**DESCRIPTION OF THE TASK**
Quote the records beneath, complete and exact. Leave out images.

**SUPPLIED INFORMATION**

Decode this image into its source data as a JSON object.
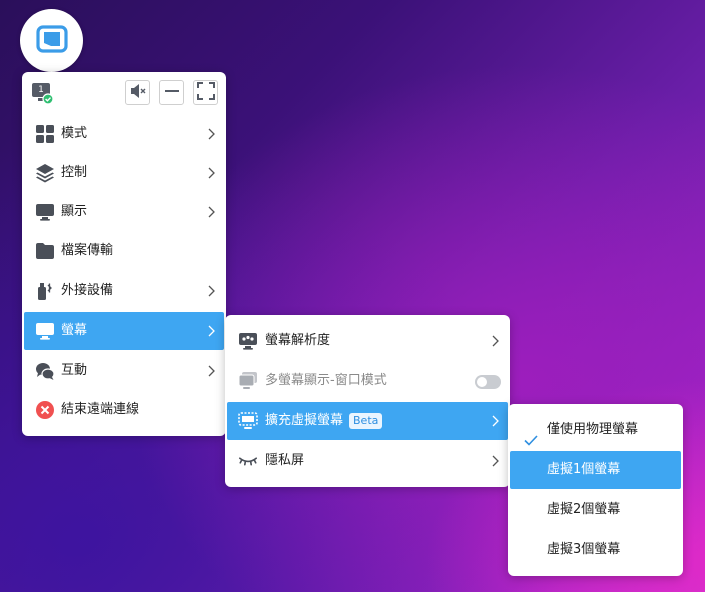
{
  "icons": {
    "app_logo": "app-logo-icon",
    "monitor_badge": "monitor-1-icon",
    "mute": "speaker-mute-icon",
    "minimize": "minimize-icon",
    "fullscreen": "fullscreen-icon"
  },
  "toolbar": {
    "monitor_number": "1"
  },
  "main_menu": {
    "items": [
      {
        "label": "模式",
        "icon": "grid-icon"
      },
      {
        "label": "控制",
        "icon": "layers-icon"
      },
      {
        "label": "顯示",
        "icon": "monitor-icon"
      },
      {
        "label": "檔案傳輸",
        "icon": "folder-icon"
      },
      {
        "label": "外接設備",
        "icon": "usb-icon"
      },
      {
        "label": "螢幕",
        "icon": "screen-icon"
      },
      {
        "label": "互動",
        "icon": "chat-icon"
      },
      {
        "label": "結束遠端連線",
        "icon": "close-circle-icon"
      }
    ]
  },
  "screen_submenu": {
    "items": [
      {
        "label": "螢幕解析度",
        "icon": "resolution-icon"
      },
      {
        "label": "多螢幕顯示-窗口模式",
        "icon": "multi-screen-icon",
        "toggle": false
      },
      {
        "label": "擴充虛擬螢幕",
        "icon": "virtual-screen-icon",
        "badge": "Beta"
      },
      {
        "label": "隱私屏",
        "icon": "eye-closed-icon"
      }
    ]
  },
  "virtual_submenu": {
    "items": [
      {
        "label": "僅使用物理螢幕",
        "checked": true
      },
      {
        "label": "虛擬1個螢幕"
      },
      {
        "label": "虛擬2個螢幕"
      },
      {
        "label": "虛擬3個螢幕"
      }
    ]
  },
  "colors": {
    "accent": "#3ea6f2",
    "close_red": "#f05050",
    "icon_gray": "#4a4f58"
  }
}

**ANSWER**
Decode this image into its source data as a JSON object.
{
  "icons": {
    "app_logo": "app-logo-icon",
    "monitor_badge": "monitor-1-icon",
    "mute": "speaker-mute-icon",
    "minimize": "minimize-icon",
    "fullscreen": "fullscreen-icon"
  },
  "toolbar": {
    "monitor_number": "1"
  },
  "main_menu": {
    "items": [
      {
        "label": "模式",
        "icon": "grid-icon"
      },
      {
        "label": "控制",
        "icon": "layers-icon"
      },
      {
        "label": "顯示",
        "icon": "monitor-icon"
      },
      {
        "label": "檔案傳輸",
        "icon": "folder-icon"
      },
      {
        "label": "外接設備",
        "icon": "usb-icon"
      },
      {
        "label": "螢幕",
        "icon": "screen-icon"
      },
      {
        "label": "互動",
        "icon": "chat-icon"
      },
      {
        "label": "結束遠端連線",
        "icon": "close-circle-icon"
      }
    ]
  },
  "screen_submenu": {
    "items": [
      {
        "label": "螢幕解析度",
        "icon": "resolution-icon"
      },
      {
        "label": "多螢幕顯示-窗口模式",
        "icon": "multi-screen-icon",
        "toggle": false
      },
      {
        "label": "擴充虛擬螢幕",
        "icon": "virtual-screen-icon",
        "badge": "Beta"
      },
      {
        "label": "隱私屏",
        "icon": "eye-closed-icon"
      }
    ]
  },
  "virtual_submenu": {
    "items": [
      {
        "label": "僅使用物理螢幕",
        "checked": true
      },
      {
        "label": "虛擬1個螢幕"
      },
      {
        "label": "虛擬2個螢幕"
      },
      {
        "label": "虛擬3個螢幕"
      }
    ]
  },
  "colors": {
    "accent": "#3ea6f2",
    "close_red": "#f05050",
    "icon_gray": "#4a4f58"
  }
}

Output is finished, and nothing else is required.